Work instructions:
The records below must be duplicated exactly, character for character.

[Lines of data]
[start]

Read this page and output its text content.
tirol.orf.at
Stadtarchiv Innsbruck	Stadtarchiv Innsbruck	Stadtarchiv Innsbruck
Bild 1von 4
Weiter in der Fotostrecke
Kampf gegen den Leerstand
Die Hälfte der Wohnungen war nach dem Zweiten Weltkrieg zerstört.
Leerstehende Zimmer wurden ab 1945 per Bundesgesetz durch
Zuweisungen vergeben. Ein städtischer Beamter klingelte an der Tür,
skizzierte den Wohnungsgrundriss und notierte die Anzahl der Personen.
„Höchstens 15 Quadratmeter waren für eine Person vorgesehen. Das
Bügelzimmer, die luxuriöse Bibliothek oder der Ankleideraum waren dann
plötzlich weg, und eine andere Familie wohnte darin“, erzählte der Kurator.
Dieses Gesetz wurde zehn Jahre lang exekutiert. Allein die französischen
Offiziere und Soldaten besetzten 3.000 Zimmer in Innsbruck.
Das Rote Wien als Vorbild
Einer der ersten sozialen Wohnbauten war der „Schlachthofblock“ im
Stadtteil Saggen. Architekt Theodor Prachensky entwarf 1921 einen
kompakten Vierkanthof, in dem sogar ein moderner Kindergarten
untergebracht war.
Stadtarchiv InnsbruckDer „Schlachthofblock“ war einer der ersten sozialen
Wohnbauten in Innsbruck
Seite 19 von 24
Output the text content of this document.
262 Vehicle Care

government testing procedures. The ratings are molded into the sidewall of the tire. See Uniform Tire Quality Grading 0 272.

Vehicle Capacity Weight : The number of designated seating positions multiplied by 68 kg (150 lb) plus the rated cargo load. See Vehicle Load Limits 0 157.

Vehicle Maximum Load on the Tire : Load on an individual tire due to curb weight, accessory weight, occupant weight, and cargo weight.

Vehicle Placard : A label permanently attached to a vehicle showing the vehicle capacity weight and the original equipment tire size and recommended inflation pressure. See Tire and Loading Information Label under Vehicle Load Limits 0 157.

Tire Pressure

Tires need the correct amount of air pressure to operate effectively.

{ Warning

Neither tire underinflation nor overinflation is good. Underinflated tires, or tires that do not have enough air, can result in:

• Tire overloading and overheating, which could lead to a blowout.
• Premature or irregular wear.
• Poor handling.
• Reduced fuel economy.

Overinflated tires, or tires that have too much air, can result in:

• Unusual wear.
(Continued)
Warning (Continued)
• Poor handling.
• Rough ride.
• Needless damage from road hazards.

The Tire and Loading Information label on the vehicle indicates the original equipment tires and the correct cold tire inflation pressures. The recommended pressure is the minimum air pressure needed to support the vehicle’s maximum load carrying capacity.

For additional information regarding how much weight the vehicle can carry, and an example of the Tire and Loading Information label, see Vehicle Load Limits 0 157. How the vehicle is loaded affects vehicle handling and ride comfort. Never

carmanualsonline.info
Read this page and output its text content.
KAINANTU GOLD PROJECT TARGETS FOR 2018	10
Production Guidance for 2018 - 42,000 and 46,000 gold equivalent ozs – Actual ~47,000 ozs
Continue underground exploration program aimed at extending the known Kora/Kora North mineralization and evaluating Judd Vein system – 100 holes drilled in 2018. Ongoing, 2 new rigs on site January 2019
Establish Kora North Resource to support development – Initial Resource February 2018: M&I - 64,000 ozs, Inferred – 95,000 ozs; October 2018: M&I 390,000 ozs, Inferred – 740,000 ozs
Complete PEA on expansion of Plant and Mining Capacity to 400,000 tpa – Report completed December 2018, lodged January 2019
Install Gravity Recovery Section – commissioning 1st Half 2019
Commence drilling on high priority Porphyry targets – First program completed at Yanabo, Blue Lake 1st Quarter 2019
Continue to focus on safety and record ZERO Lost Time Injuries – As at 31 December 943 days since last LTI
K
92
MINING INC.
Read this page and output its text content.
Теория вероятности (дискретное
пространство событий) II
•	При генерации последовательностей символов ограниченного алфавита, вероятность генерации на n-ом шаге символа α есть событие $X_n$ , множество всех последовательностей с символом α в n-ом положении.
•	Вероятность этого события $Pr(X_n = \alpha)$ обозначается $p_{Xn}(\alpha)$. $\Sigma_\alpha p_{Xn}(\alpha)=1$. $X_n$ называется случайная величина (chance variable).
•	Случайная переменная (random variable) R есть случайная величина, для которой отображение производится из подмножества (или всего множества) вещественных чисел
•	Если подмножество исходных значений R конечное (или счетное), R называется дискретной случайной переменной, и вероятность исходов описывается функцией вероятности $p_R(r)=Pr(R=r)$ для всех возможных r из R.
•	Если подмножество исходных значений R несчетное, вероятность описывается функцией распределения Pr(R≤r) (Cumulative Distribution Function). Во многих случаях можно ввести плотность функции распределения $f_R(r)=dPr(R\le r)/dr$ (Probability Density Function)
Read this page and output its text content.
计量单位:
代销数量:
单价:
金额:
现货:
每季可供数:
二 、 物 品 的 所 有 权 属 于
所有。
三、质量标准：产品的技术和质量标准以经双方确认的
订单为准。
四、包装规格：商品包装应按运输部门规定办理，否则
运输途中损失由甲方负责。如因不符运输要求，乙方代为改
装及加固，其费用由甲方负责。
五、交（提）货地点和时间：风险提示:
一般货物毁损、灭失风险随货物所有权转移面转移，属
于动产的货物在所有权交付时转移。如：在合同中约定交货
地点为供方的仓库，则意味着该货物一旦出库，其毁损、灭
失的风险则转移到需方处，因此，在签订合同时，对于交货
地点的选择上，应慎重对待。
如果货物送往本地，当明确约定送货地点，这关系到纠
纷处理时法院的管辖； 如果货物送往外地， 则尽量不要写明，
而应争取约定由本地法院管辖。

[end]

Exercise answer:
Read this page and output its text content.
tirol.orf.at
Stadtarchiv Innsbruck	Stadtarchiv Innsbruck	Stadtarchiv Innsbruck
Bild 1von 4
Weiter in der Fotostrecke
Kampf gegen den Leerstand
Die Hälfte der Wohnungen war nach dem Zweiten Weltkrieg zerstört.
Leerstehende Zimmer wurden ab 1945 per Bundesgesetz durch
Zuweisungen vergeben. Ein städtischer Beamter klingelte an der Tür,
skizzierte den Wohnungsgrundriss und notierte die Anzahl der Personen.
„Höchstens 15 Quadratmeter waren für eine Person vorgesehen. Das
Bügelzimmer, die luxuriöse Bibliothek oder der Ankleideraum waren dann
plötzlich weg, und eine andere Familie wohnte darin“, erzählte der Kurator.
Dieses Gesetz wurde zehn Jahre lang exekutiert. Allein die französischen
Offiziere und Soldaten besetzten 3.000 Zimmer in Innsbruck.
Das Rote Wien als Vorbild
Einer der ersten sozialen Wohnbauten war der „Schlachthofblock“ im
Stadtteil Saggen. Architekt Theodor Prachensky entwarf 1921 einen
kompakten Vierkanthof, in dem sogar ein moderner Kindergarten
untergebracht war.
Stadtarchiv InnsbruckDer „Schlachthofblock“ war einer der ersten sozialen
Wohnbauten in Innsbruck
Seite 19 von 24
Output the text content of this document.
262 Vehicle Care

government testing procedures. The ratings are molded into the sidewall of the tire. See Uniform Tire Quality Grading 0 272.

Vehicle Capacity Weight : The number of designated seating positions multiplied by 68 kg (150 lb) plus the rated cargo load. See Vehicle Load Limits 0 157.

Vehicle Maximum Load on the Tire : Load on an individual tire due to curb weight, accessory weight, occupant weight, and cargo weight.

Vehicle Placard : A label permanently attached to a vehicle showing the vehicle capacity weight and the original equipment tire size and recommended inflation pressure. See Tire and Loading Information Label under Vehicle Load Limits 0 157.

Tire Pressure

Tires need the correct amount of air pressure to operate effectively.

{ Warning

Neither tire underinflation nor overinflation is good. Underinflated tires, or tires that do not have enough air, can result in:

• Tire overloading and overheating, which could lead to a blowout.
• Premature or irregular wear.
• Poor handling.
• Reduced fuel economy.

Overinflated tires, or tires that have too much air, can result in:

• Unusual wear.
(Continued)
Warning (Continued)
• Poor handling.
• Rough ride.
• Needless damage from road hazards.

The Tire and Loading Information label on the vehicle indicates the original equipment tires and the correct cold tire inflation pressures. The recommended pressure is the minimum air pressure needed to support the vehicle’s maximum load carrying capacity.

For additional information regarding how much weight the vehicle can carry, and an example of the Tire and Loading Information label, see Vehicle Load Limits 0 157. How the vehicle is loaded affects vehicle handling and ride comfort. Never

carmanualsonline.info
Read this page and output its text content.
KAINANTU GOLD PROJECT TARGETS FOR 2018	10
Production Guidance for 2018 - 42,000 and 46,000 gold equivalent ozs – Actual ~47,000 ozs
Continue underground exploration program aimed at extending the known Kora/Kora North mineralization and evaluating Judd Vein system – 100 holes drilled in 2018. Ongoing, 2 new rigs on site January 2019
Establish Kora North Resource to support development – Initial Resource February 2018: M&I - 64,000 ozs, Inferred – 95,000 ozs; October 2018: M&I 390,000 ozs, Inferred – 740,000 ozs
Complete PEA on expansion of Plant and Mining Capacity to 400,000 tpa – Report completed December 2018, lodged January 2019
Install Gravity Recovery Section – commissioning 1st Half 2019
Commence drilling on high priority Porphyry targets – First program completed at Yanabo, Blue Lake 1st Quarter 2019
Continue to focus on safety and record ZERO Lost Time Injuries – As at 31 December 943 days since last LTI
K
92
MINING INC.
Read this page and output its text content.
Теория вероятности (дискретное
пространство событий) II
•	При генерации последовательностей символов ограниченного алфавита, вероятность генерации на n-ом шаге символа α есть событие $X_n$ , множество всех последовательностей с символом α в n-ом положении.
•	Вероятность этого события $Pr(X_n = \alpha)$ обозначается $p_{Xn}(\alpha)$. $\Sigma_\alpha p_{Xn}(\alpha)=1$. $X_n$ называется случайная величина (chance variable).
•	Случайная переменная (random variable) R есть случайная величина, для которой отображение производится из подмножества (или всего множества) вещественных чисел
•	Если подмножество исходных значений R конечное (или счетное), R называется дискретной случайной переменной, и вероятность исходов описывается функцией вероятности $p_R(r)=Pr(R=r)$ для всех возможных r из R.
•	Если подмножество исходных значений R несчетное, вероятность описывается функцией распределения Pr(R≤r) (Cumulative Distribution Function). Во многих случаях можно ввести плотность функции распределения $f_R(r)=dPr(R\le r)/dr$ (Probability Density Function)
Read this page and output its text content.
计量单位:
代销数量:
单价:
金额:
现货:
每季可供数:
二 、 物 品 的 所 有 权 属 于
所有。
三、质量标准：产品的技术和质量标准以经双方确认的
订单为准。
四、包装规格：商品包装应按运输部门规定办理，否则
运输途中损失由甲方负责。如因不符运输要求，乙方代为改
装及加固，其费用由甲方负责。
五、交（提）货地点和时间：风险提示:
一般货物毁损、灭失风险随货物所有权转移面转移，属
于动产的货物在所有权交付时转移。如：在合同中约定交货
地点为供方的仓库，则意味着该货物一旦出库，其毁损、灭
失的风险则转移到需方处，因此，在签订合同时，对于交货
地点的选择上，应慎重对待。
如果货物送往本地，当明确约定送货地点，这关系到纠
纷处理时法院的管辖； 如果货物送往外地， 则尽量不要写明，
而应争取约定由本地法院管辖。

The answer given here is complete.